Your task: Take the line containing "Transcribe this image's" and every line after it to the end of the records, and copy them exactly, leaving out pictures.

Data in this exercise:
-*-*-

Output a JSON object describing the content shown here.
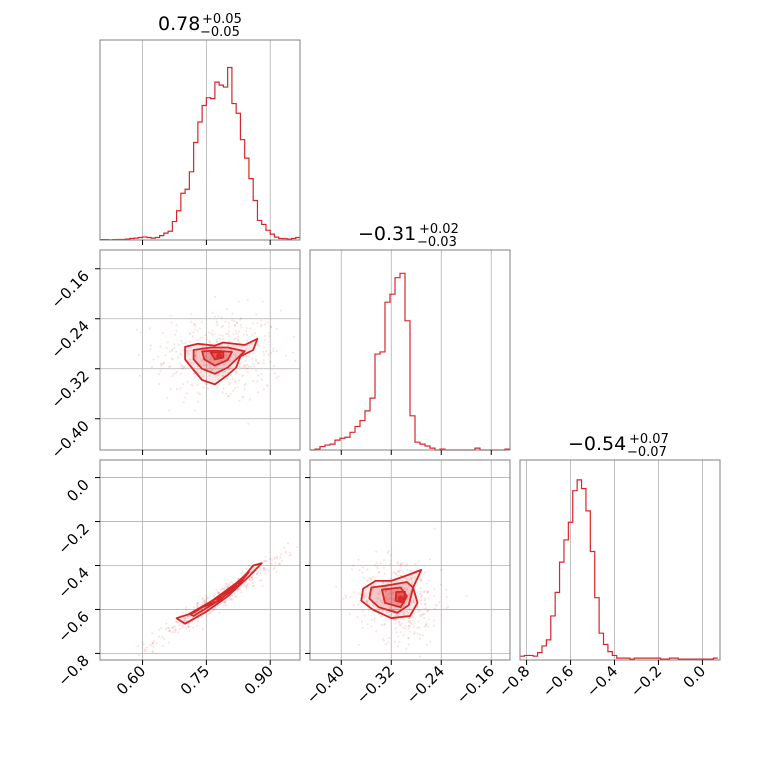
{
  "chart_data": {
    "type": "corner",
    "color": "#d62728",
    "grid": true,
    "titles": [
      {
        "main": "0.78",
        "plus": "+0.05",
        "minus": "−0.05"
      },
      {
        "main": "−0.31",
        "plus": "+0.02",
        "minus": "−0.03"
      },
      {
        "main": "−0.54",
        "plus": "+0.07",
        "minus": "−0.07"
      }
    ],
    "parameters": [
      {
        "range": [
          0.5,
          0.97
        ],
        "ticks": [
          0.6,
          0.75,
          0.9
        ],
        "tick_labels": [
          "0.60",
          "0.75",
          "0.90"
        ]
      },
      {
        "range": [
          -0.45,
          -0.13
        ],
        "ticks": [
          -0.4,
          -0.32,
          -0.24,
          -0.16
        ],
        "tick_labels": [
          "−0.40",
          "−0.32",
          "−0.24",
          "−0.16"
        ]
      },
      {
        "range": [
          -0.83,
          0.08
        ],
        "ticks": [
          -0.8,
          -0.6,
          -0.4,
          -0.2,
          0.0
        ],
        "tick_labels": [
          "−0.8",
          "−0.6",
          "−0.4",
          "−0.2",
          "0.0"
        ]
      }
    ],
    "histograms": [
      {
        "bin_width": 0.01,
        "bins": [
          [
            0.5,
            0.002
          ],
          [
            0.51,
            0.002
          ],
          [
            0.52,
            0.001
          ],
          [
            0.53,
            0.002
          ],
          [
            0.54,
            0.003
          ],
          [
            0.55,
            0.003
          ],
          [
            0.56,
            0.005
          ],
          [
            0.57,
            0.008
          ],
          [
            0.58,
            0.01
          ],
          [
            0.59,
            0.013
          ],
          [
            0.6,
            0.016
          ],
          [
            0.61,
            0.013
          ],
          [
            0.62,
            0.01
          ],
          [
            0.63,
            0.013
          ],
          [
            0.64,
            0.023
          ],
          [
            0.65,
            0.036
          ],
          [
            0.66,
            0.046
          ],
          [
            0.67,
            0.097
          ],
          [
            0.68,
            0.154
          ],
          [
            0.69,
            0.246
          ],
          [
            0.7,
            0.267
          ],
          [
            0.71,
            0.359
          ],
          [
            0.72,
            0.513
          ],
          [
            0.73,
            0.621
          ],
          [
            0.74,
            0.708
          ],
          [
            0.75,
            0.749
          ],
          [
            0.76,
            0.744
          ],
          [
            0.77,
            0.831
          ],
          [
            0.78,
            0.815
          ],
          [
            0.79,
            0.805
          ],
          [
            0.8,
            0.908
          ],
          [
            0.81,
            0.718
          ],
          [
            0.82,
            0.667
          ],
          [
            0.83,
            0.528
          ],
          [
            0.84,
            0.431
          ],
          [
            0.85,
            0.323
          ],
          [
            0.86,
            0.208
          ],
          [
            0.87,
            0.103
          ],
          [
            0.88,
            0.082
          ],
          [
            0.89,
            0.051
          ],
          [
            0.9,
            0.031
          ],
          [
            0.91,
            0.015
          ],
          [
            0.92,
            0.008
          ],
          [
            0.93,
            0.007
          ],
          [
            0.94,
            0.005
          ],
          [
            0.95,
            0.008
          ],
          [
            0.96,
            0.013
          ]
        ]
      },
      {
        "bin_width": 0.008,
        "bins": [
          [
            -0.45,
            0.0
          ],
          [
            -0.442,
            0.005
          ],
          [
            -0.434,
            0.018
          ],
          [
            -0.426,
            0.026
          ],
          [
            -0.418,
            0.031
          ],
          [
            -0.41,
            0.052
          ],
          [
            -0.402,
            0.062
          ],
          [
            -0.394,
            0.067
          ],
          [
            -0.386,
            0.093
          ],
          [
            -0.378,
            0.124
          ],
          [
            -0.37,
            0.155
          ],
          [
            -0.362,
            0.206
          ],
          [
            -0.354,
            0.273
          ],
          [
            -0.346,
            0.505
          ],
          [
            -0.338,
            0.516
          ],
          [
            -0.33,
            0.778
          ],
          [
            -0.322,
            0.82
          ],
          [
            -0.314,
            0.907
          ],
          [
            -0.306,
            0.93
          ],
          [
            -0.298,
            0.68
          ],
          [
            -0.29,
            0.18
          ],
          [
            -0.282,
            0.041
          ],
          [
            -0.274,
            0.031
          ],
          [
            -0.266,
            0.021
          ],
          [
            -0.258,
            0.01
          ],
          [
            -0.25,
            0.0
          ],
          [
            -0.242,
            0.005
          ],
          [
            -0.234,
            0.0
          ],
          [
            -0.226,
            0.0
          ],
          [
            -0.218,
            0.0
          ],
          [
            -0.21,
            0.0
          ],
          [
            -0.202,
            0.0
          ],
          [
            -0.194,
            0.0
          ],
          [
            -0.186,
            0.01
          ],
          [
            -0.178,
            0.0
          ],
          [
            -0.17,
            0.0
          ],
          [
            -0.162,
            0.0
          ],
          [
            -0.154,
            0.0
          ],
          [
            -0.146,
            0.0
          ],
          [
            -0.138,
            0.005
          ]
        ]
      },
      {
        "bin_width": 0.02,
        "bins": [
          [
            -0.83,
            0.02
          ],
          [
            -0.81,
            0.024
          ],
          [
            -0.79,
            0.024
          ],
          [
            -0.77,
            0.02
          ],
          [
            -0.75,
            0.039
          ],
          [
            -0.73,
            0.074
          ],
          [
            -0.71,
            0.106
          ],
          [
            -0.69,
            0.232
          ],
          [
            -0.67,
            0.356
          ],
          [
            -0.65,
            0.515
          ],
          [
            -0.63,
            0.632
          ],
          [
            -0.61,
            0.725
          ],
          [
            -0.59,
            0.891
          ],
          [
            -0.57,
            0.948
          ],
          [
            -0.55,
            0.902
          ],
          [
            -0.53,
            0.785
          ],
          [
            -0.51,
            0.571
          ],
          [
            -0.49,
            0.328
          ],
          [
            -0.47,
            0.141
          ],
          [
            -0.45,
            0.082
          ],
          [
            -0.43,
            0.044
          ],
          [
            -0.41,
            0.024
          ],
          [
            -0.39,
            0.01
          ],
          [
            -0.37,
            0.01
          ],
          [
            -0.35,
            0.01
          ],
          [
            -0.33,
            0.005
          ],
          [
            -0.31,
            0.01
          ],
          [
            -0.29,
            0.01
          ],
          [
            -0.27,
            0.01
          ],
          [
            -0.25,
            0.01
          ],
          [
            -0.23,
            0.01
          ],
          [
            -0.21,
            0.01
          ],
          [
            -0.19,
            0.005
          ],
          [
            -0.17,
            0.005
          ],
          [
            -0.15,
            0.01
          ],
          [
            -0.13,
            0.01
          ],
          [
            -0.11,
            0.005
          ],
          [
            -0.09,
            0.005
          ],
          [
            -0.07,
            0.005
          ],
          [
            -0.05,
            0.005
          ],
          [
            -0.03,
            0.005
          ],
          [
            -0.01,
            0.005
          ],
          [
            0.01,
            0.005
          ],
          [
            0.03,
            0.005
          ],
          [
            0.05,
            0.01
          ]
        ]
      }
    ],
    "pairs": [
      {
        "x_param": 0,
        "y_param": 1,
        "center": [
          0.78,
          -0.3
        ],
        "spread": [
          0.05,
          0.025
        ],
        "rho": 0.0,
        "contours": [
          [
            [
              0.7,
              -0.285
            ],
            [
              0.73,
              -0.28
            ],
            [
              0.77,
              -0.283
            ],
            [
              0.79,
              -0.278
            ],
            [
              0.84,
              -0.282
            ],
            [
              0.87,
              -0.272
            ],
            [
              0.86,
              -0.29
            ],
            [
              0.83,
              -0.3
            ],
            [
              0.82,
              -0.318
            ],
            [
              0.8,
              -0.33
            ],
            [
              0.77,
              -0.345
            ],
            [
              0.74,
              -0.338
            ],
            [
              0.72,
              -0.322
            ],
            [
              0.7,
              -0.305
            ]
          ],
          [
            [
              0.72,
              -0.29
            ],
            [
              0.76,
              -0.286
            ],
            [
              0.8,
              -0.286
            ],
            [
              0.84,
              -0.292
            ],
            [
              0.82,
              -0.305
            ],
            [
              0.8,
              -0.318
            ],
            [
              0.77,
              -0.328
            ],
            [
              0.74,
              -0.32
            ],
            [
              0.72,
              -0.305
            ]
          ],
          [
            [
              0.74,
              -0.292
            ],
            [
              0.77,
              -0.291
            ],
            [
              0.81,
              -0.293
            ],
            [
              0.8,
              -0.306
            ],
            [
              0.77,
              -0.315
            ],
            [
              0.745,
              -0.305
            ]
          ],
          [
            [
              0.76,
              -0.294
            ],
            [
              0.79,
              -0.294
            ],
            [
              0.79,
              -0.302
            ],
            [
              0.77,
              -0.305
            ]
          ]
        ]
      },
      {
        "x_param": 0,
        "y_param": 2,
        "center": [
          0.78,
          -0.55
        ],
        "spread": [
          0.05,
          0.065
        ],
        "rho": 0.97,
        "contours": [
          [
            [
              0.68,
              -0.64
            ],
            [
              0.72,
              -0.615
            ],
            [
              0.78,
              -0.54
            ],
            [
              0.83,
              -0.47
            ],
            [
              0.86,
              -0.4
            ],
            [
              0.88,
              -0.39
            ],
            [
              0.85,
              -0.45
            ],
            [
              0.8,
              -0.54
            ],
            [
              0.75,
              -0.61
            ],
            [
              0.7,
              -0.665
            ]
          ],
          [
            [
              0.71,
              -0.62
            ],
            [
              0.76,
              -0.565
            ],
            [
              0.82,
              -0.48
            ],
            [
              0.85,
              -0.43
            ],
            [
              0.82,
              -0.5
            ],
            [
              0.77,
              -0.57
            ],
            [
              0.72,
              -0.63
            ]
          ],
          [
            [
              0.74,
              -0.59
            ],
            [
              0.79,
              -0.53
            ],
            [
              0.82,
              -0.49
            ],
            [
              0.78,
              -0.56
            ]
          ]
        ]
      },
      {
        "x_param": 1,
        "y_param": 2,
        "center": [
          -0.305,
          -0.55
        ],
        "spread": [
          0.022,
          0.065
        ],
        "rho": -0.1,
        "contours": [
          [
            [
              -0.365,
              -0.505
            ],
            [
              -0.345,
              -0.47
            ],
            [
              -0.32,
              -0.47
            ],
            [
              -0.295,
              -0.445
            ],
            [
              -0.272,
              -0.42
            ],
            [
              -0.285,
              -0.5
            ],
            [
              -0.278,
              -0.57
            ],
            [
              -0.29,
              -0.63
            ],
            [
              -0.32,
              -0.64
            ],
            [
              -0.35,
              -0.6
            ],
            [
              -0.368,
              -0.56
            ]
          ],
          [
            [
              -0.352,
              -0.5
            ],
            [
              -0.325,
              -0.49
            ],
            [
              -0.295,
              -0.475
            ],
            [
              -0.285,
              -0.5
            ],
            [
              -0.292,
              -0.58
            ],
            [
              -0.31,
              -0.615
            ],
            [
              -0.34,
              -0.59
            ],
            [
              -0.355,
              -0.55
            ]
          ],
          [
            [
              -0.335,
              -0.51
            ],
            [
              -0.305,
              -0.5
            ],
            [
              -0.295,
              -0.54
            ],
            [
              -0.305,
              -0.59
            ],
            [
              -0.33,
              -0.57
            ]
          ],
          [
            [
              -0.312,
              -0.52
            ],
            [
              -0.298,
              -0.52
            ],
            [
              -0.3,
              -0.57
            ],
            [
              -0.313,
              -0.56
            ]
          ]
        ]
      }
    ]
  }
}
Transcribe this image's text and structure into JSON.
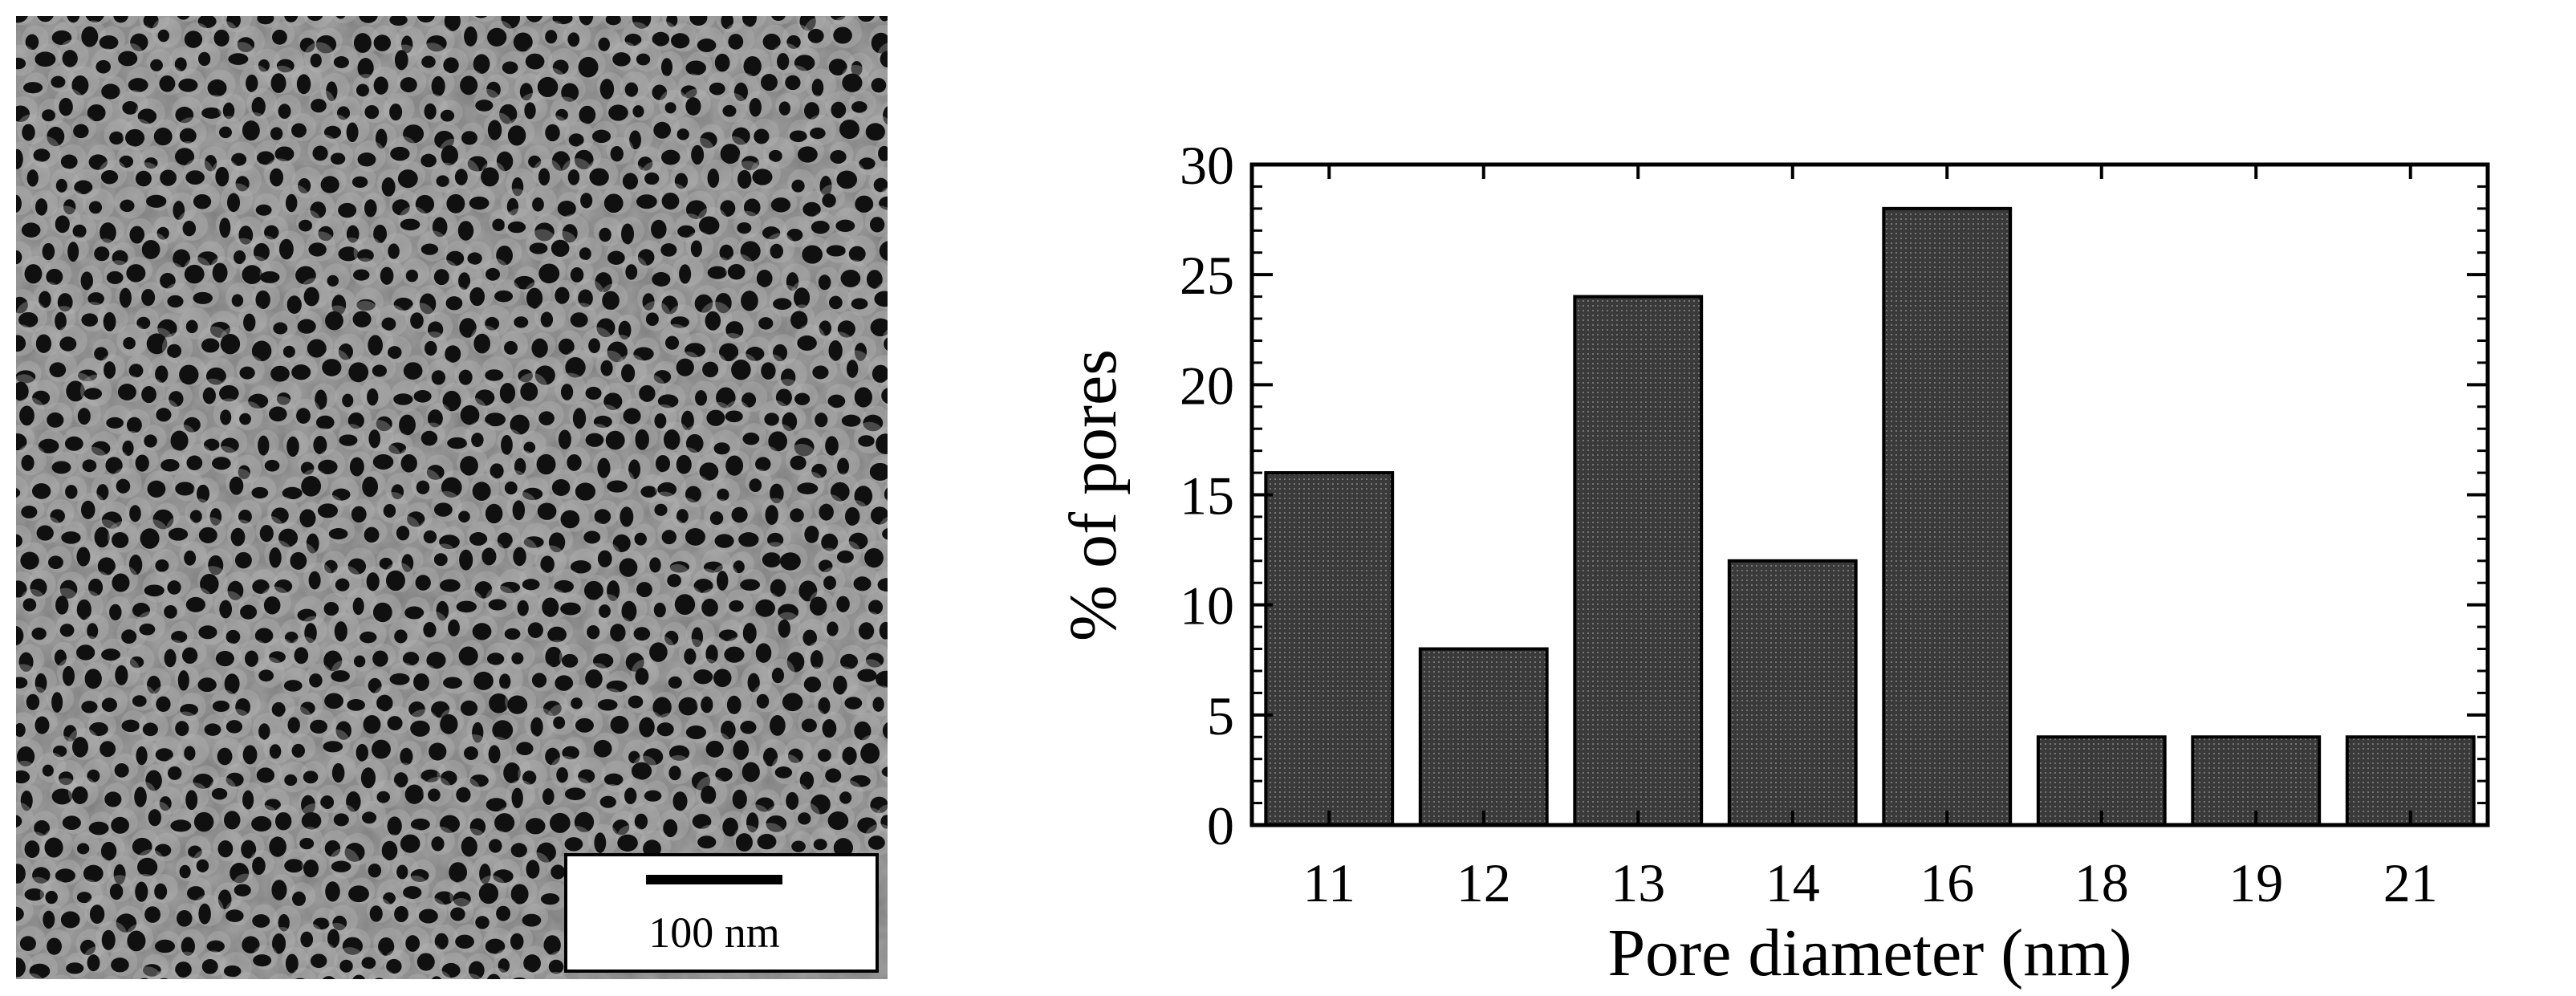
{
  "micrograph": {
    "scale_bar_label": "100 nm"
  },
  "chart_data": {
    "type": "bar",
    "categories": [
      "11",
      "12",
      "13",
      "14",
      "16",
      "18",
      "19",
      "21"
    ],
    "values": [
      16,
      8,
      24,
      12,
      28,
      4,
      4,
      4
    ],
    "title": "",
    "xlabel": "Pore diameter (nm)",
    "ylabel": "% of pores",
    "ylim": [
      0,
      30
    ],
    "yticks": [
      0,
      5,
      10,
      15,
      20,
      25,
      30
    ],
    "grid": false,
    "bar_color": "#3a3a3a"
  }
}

-*-*-

Written answer:
Transcribe this image's text and structure into JSON.
{
  "micrograph": {
    "scale_bar_label": "100 nm"
  },
  "chart_data": {
    "type": "bar",
    "categories": [
      "11",
      "12",
      "13",
      "14",
      "16",
      "18",
      "19",
      "21"
    ],
    "values": [
      16,
      8,
      24,
      12,
      28,
      4,
      4,
      4
    ],
    "title": "",
    "xlabel": "Pore diameter (nm)",
    "ylabel": "% of pores",
    "ylim": [
      0,
      30
    ],
    "yticks": [
      0,
      5,
      10,
      15,
      20,
      25,
      30
    ],
    "grid": false,
    "bar_color": "#3a3a3a"
  }
}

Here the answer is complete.